_Directions_. Copy all lines below containing "Chakma".

_Data excerpts_.

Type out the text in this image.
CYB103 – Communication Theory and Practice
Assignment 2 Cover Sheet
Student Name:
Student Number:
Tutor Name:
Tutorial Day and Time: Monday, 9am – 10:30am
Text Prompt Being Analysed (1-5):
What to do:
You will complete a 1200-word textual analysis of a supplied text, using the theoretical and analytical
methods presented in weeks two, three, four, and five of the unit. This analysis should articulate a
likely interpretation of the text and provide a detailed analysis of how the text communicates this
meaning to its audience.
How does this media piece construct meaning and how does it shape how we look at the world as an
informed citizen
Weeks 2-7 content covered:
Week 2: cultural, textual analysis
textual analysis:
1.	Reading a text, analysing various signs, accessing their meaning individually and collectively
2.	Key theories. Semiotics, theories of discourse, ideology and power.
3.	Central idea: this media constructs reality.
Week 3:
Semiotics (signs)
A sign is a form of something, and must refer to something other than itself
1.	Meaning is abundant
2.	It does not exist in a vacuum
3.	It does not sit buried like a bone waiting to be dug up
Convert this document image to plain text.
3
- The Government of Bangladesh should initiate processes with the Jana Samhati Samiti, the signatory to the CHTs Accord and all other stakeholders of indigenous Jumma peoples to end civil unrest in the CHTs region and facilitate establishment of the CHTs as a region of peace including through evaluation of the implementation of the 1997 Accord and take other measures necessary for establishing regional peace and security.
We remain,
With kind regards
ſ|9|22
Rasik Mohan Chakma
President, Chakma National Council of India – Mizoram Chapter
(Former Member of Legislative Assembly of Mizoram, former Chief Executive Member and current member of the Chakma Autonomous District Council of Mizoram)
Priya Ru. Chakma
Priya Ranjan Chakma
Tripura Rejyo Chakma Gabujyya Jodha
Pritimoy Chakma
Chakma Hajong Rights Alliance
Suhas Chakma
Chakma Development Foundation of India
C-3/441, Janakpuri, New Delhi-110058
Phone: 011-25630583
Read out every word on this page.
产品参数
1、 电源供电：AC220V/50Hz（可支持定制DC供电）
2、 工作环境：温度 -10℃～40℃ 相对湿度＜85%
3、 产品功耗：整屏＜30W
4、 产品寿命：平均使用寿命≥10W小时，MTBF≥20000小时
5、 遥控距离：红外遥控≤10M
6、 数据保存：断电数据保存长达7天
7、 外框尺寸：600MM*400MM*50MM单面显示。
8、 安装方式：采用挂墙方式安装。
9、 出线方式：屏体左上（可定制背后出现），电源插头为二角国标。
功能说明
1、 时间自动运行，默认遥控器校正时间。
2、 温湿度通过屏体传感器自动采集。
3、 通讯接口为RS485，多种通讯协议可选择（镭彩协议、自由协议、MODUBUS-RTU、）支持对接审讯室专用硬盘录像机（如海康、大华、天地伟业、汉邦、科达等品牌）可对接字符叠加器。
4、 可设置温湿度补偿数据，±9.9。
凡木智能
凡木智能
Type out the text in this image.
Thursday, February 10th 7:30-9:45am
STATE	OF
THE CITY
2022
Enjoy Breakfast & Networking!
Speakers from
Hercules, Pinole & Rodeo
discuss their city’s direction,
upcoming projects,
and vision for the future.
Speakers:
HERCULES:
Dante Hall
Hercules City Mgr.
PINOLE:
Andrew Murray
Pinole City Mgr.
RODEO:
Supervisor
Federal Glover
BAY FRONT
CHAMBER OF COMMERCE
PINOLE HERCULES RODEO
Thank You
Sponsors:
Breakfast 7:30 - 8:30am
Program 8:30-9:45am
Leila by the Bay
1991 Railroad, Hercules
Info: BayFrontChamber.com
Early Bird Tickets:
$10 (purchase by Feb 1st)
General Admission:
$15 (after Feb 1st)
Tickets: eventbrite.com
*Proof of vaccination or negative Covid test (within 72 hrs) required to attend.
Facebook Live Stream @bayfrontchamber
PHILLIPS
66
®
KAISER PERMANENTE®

_Expected output_.
Rasik Mohan Chakma
President, Chakma National Council of India – Mizoram Chapter
(Former Member of Legislative Assembly of Mizoram, former Chief Executive Member and current member of the Chakma Autonomous District Council of Mizoram)
Priya Ru. Chakma
Priya Ranjan Chakma
Tripura Rejyo Chakma Gabujyya Jodha
Pritimoy Chakma
Chakma Hajong Rights Alliance
Suhas Chakma
Chakma Development Foundation of India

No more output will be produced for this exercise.